Problem to work on: Rewrite the lines of the listing below from the line with "scatter-point [234,101,236,103]" up to and including the line with "scatter-point [212,107,215,110]", replacing "utterance-text" with "query-text" and leaving everything else unchanged.

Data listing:

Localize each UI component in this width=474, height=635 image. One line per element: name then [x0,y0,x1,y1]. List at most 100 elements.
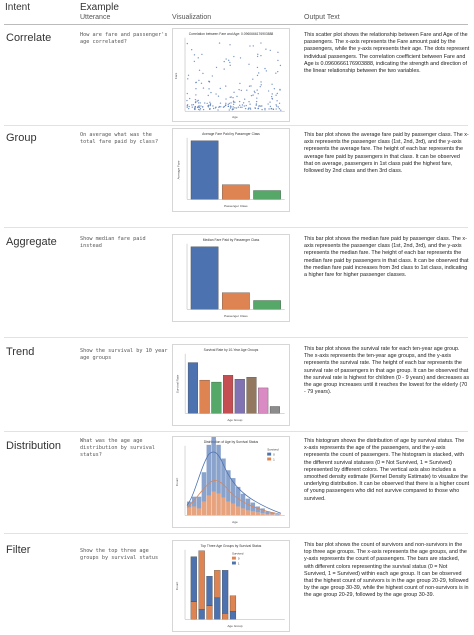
scatter-point [234,101,236,103]
intent-label: Aggregate [6,236,57,248]
example-row-aggregate: Aggregate Show median fare paid instead … [0,228,474,336]
utterance-text: How are fare and passenger's age correla… [80,32,168,45]
y-axis-label: Fare [174,73,178,80]
scatter-point [197,99,199,102]
bar-age-10 [199,379,210,414]
scatter-point [212,107,215,110]
header-utterance: Utterance [80,14,111,21]
scatter-point [202,72,204,75]
bar-class-2 [222,292,250,310]
histogram-bar-not-survived [196,496,202,509]
chart-title: Top Three Age Groups by Survival Status [201,544,262,548]
histogram-bar-not-survived [235,486,241,507]
scatter-point [197,102,200,104]
scatter-plot: Correlation between Fare and Age: 0.0960… [172,28,290,122]
scatter-point [252,45,254,47]
scatter-point [193,60,196,63]
chart-title: Distribution of Age by Survival Status [204,440,259,444]
scatter-point [223,105,226,108]
scatter-point [241,104,244,106]
scatter-point [255,100,258,103]
histogram-bar-not-survived [226,470,231,502]
scatter-point [239,82,241,85]
scatter-point [188,105,190,108]
legend: Survived 0 1 [231,552,244,565]
bar-class-2 [222,184,250,200]
histogram-bars [186,437,280,516]
bar-chart-survival-by-age: Survival Rate by 10-Year Age Groups Age … [172,344,290,426]
scatter-point [249,45,251,47]
output-text: This bar plot shows the count of survivo… [304,542,469,599]
scatter-point [231,109,234,111]
histogram-bar-survived [260,513,265,516]
scatter-point [256,97,258,99]
scatter-point [232,97,234,99]
scatter-point [202,108,205,111]
scatter-point [233,91,235,93]
histogram-bar-not-survived [201,472,207,502]
scatter-point [209,101,211,103]
histogram-bar-not-survived [231,478,236,504]
utterance-text: On average what was the total fare paid … [80,132,159,145]
scatter-point [193,54,196,56]
scatter-point [208,88,210,90]
scatter-point [256,74,259,77]
scatter-point [271,98,274,100]
scatter-point [256,66,259,69]
scatter-point [190,49,193,51]
row-divider [4,125,468,126]
legend-title: Survived [232,552,244,556]
scatter-point [232,101,235,103]
scatter-point [273,88,276,90]
scatter-point [270,107,273,110]
scatter-point [261,105,263,107]
scatter-point [220,106,222,108]
histogram-bar-survived [206,495,212,516]
x-axis-label: Passenger Class [224,314,248,318]
histogram-bar-survived [216,493,221,516]
x-axis-label: Age Group [227,418,242,422]
stacked-bar-upper [190,556,197,602]
chart-title: Correlation between Fare and Age: 0.0960… [189,32,274,36]
scatter-point [248,63,250,65]
scatter-point [257,53,259,56]
scatter-point [209,108,211,111]
scatter-point [248,85,251,87]
histogram-bar-survived [270,514,275,516]
scatter-point [257,92,259,95]
scatter-point [230,96,232,98]
scatter-point [275,108,277,110]
utterance-text: Show median fare paid instead [80,236,146,249]
scatter-point [212,105,214,107]
scatter-point [207,106,210,108]
scatter-point [194,108,196,110]
scatter-point [202,106,204,108]
bar-age-0 [187,362,198,414]
scatter-point [218,106,220,109]
scatter-point [186,42,188,45]
scatter-point [260,84,262,86]
histogram-bar-survived [221,497,226,516]
scatter-point [277,59,279,62]
bar-age-20 [211,381,222,414]
scatter-point [229,105,232,107]
scatter-point [269,105,272,108]
histogram-bar-survived [201,501,207,516]
scatter-point [254,107,256,109]
scatter-point [206,102,208,105]
scatter-point [223,60,225,63]
bar-age-60 [258,387,269,414]
scatter-point [260,105,262,107]
scatter-point [195,94,197,96]
scatter-point [240,89,243,92]
scatter-point [257,107,260,109]
legend-label-0: 0 [238,557,240,561]
scatter-point [244,107,247,110]
scatter-point [260,81,262,83]
bar-age-40 [234,379,245,414]
histogram-bar-not-survived [216,444,221,494]
bar-class-1 [190,140,219,200]
scatter-point [188,97,191,100]
scatter-point [271,83,273,85]
stacked-bar-upper [222,570,229,614]
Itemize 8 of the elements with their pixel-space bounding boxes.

Reply to the exercise:
scatter-point [234,101,236,103]
intent-label: Aggregate [6,236,57,248]
example-row-aggregate: Aggregate Show median fare paid instead … [0,228,474,336]
query-text: How are fare and passenger's age correla… [80,32,168,45]
y-axis-label: Fare [174,73,178,80]
scatter-point [197,99,199,102]
bar-age-10 [199,379,210,414]
scatter-point [212,107,215,110]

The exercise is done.